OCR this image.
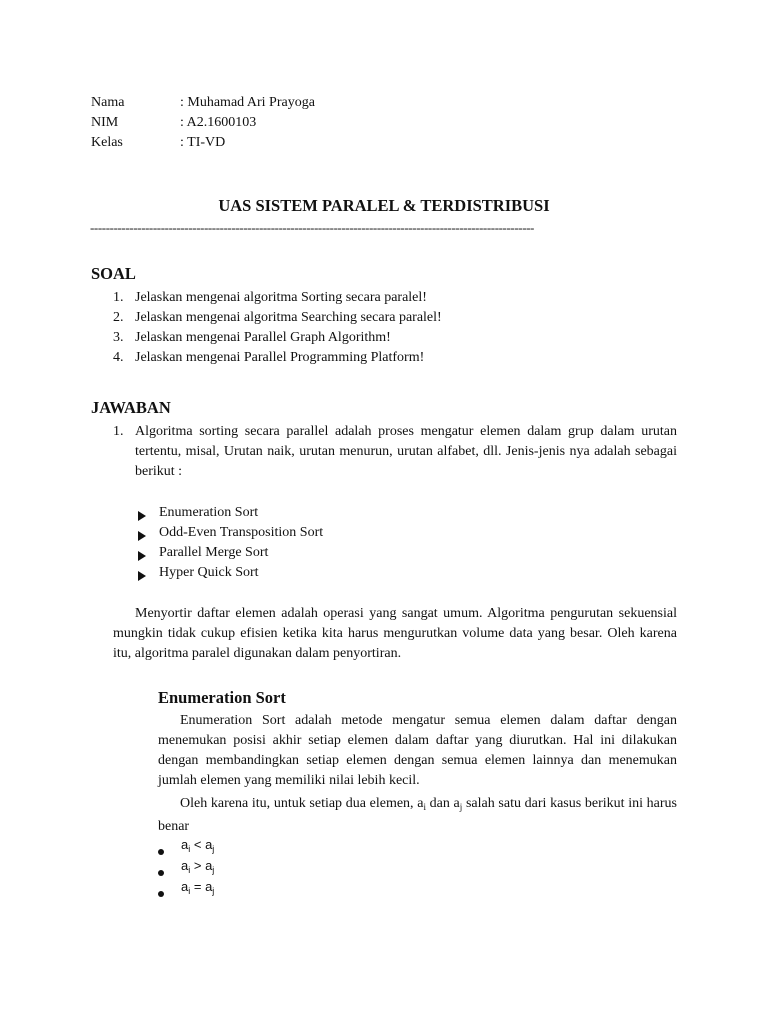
Nama	: Muhamad Ari Prayoga
NIM	: A2.1600103
Kelas	: TI-VD
UAS SISTEM PARALEL & TERDISTRIBUSI
-----------------------------------------------------------------------------------------------------------------
SOAL
1. Jelaskan mengenai algoritma Sorting secara paralel!
2. Jelaskan mengenai algoritma Searching secara paralel!
3. Jelaskan mengenai Parallel Graph Algorithm!
4. Jelaskan mengenai Parallel Programming Platform!
JAWABAN
1. Algoritma sorting secara parallel adalah proses mengatur elemen dalam grup dalam urutan tertentu, misal, Urutan naik, urutan menurun, urutan alfabet, dll. Jenis-jenis nya adalah sebagai berikut :
Enumeration Sort
Odd-Even Transposition Sort
Parallel Merge Sort
Hyper Quick Sort
Menyortir daftar elemen adalah operasi yang sangat umum. Algoritma pengurutan sekuensial mungkin tidak cukup efisien ketika kita harus mengurutkan volume data yang besar. Oleh karena itu, algoritma paralel digunakan dalam penyortiran.
Enumeration Sort
Enumeration Sort adalah metode mengatur semua elemen dalam daftar dengan menemukan posisi akhir setiap elemen dalam daftar yang diurutkan. Hal ini dilakukan dengan membandingkan setiap elemen dengan semua elemen lainnya dan menemukan jumlah elemen yang memiliki nilai lebih kecil.
Oleh karena itu, untuk setiap dua elemen, $a_i$ dan $a_j$ salah satu dari kasus berikut ini harus benar
$a_i < a_j$
$a_i > a_j$
$a_i = a_j$
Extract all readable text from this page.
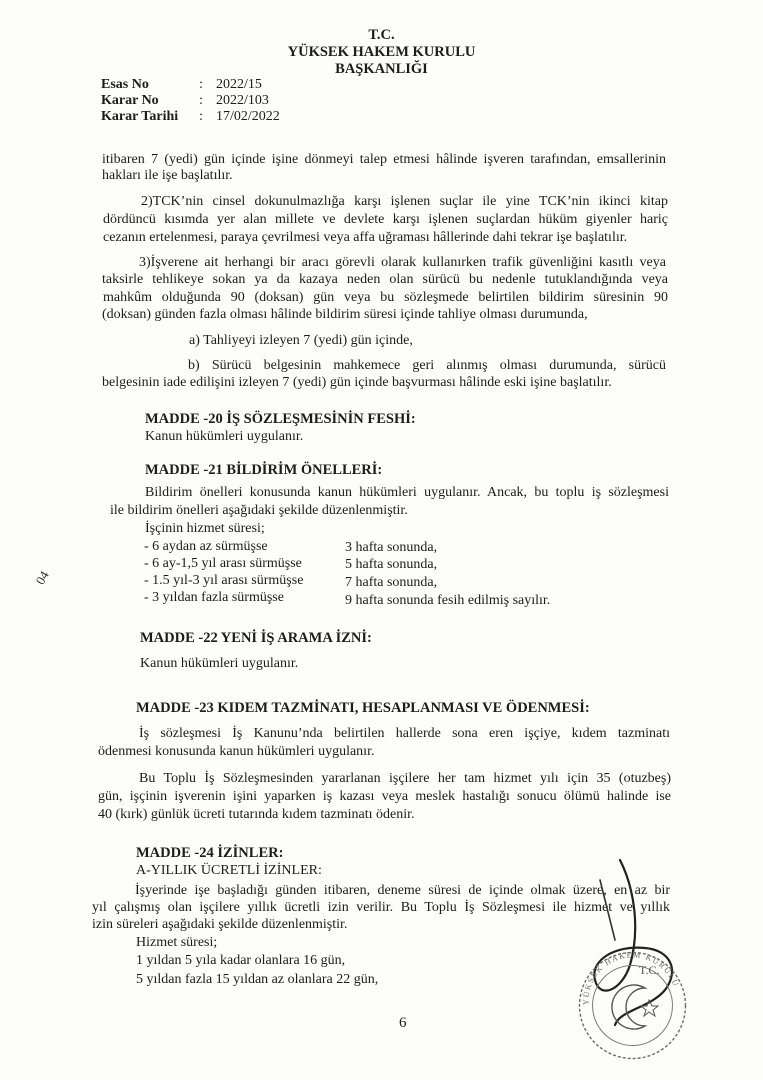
T.C.
YÜKSEK HAKEM KURULU
BAŞKANLIĞI
Esas No	: 2022/15
Karar No	: 2022/103
Karar Tarihi : 17/02/2022
itibaren 7 (yedi) gün içinde işine dönmeyi talep etmesi hâlinde işveren tarafından, emsallerinin
hakları ile işe başlatılır.
2)TCK’nin cinsel dokunulmazlığa karşı işlenen suçlar ile yine TCK’nin ikinci kitap
dördüncü kısımda yer alan millete ve devlete karşı işlenen suçlardan hüküm giyenler hariç
cezanın ertelenmesi, paraya çevrilmesi veya affa uğraması hâllerinde dahi tekrar işe başlatılır.
3)İşverene ait herhangi bir aracı görevli olarak kullanırken trafik güvenliğini kasıtlı veya
taksirle tehlikeye sokan ya da kazaya neden olan sürücü bu nedenle tutuklandığında veya
mahkûm olduğunda 90 (doksan) gün veya bu sözleşmede belirtilen bildirim süresinin 90
(doksan) günden fazla olması hâlinde bildirim süresi içinde tahliye olması durumunda,
a) Tahliyeyi izleyen 7 (yedi) gün içinde,
b) Sürücü belgesinin mahkemece geri alınmış olması durumunda, sürücü
belgesinin iade edilişini izleyen 7 (yedi) gün içinde başvurması hâlinde eski işine başlatılır.
MADDE -20 İŞ SÖZLEŞMESİNİN FESHİ:
Kanun hükümleri uygulanır.
MADDE -21 BİLDİRİM ÖNELLERİ:
Bildirim önelleri konusunda kanun hükümleri uygulanır. Ancak, bu toplu iş sözleşmesi
ile bildirim önelleri aşağıdaki şekilde düzenlenmiştir.
İşçinin hizmet süresi;
- 6 aydan az sürmüşse	3 hafta sonunda,
- 6 ay-1,5 yıl arası sürmüşse	5 hafta sonunda,
- 1.5 yıl-3 yıl arası sürmüşse	7 hafta sonunda,
- 3 yıldan fazla sürmüşse	9 hafta sonunda fesih edilmiş sayılır.
MADDE -22 YENİ İŞ ARAMA İZNİ:
Kanun hükümleri uygulanır.
MADDE -23 KIDEM TAZMİNATI, HESAPLANMASI VE ÖDENMESİ:
İş sözleşmesi İş Kanunu’nda belirtilen hallerde sona eren işçiye, kıdem tazminatı
ödenmesi konusunda kanun hükümleri uygulanır.
Bu Toplu İş Sözleşmesinden yararlanan işçilere her tam hizmet yılı için 35 (otuzbeş)
gün, işçinin işverenin işini yaparken iş kazası veya meslek hastalığı sonucu ölümü halinde ise
40 (kırk) günlük ücreti tutarında kıdem tazminatı ödenir.
MADDE -24 İZİNLER:
A-YILLIK ÜCRETLİ İZİNLER:
İşyerinde işe başladığı günden itibaren, deneme süresi de içinde olmak üzere, en az bir
yıl çalışmış olan işçilere yıllık ücretli izin verilir. Bu Toplu İş Sözleşmesi ile hizmet ve yıllık
izin süreleri aşağıdaki şekilde düzenlenmiştir.
Hizmet süresi;
1 yıldan 5 yıla kadar olanlara 16 gün,
5 yıldan fazla 15 yıldan az olanlara 22 gün,
6
04
T.C.
YÜKSEK HAKEM KURULU
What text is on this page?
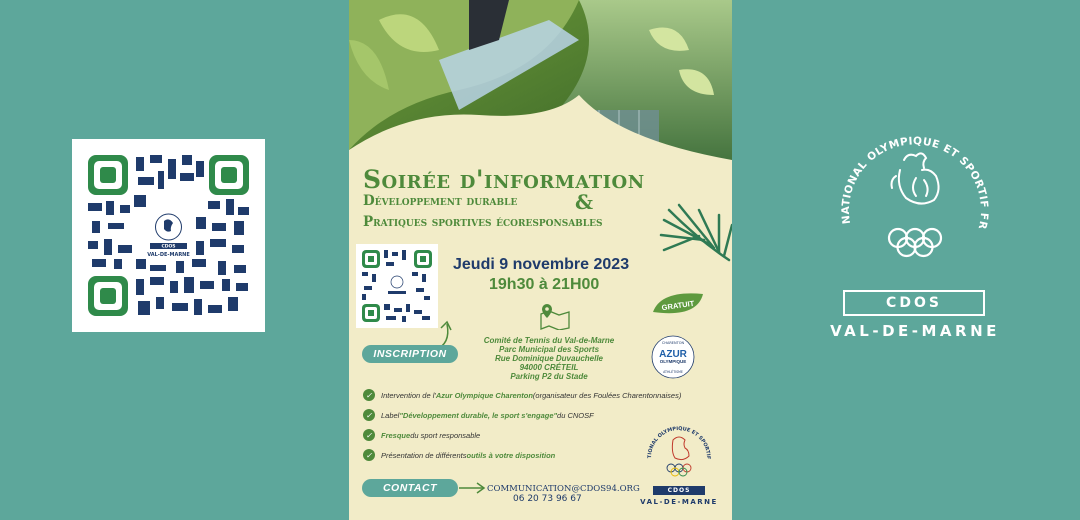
CDOS
VAL-DE-MARNE
Soirée d'information
Développement durable	&
Pratiques sportives écoresponsables
Jeudi 9 novembre 2023
19h30 à 21H00
GRATUIT
INSCRIPTION
Comité de Tennis du Val-de-Marne
Parc Municipal des Sports
Rue Dominique Duvauchelle
94000 CRÉTEIL
Parking P2 du Stade
CHARENTON
AZUR
OLYMPIQUE
ATHLÉTISME
✓	Intervention de l' Azur Olympique Charenton (organisateur des Foulées Charentonnaises)
✓	Label "Développement durable, le sport s'engage" du CNOSF
✓	Fresque du sport responsable
✓	Présentation de différents outils à votre disposition
CONTACT	COMMUNICATION@CDOS94.ORG
06 20 73 96 67
TIONAL OLYMPIQUE ET SPORTIF
CDOS
VAL-DE-MARNE
NATIONAL OLYMPIQUE ET SPORTIF FR
CDOS
VAL-DE-MARNE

──────────

Pull every line containing "itibaren" out of the records.

itibaren 7 (yedi) gün içinde işine dönmeyi talep etmesi hâlinde işveren tarafından, emsallerinin
İşyerinde işe başladığı günden itibaren, deneme süresi de içinde olmak üzere, en az bir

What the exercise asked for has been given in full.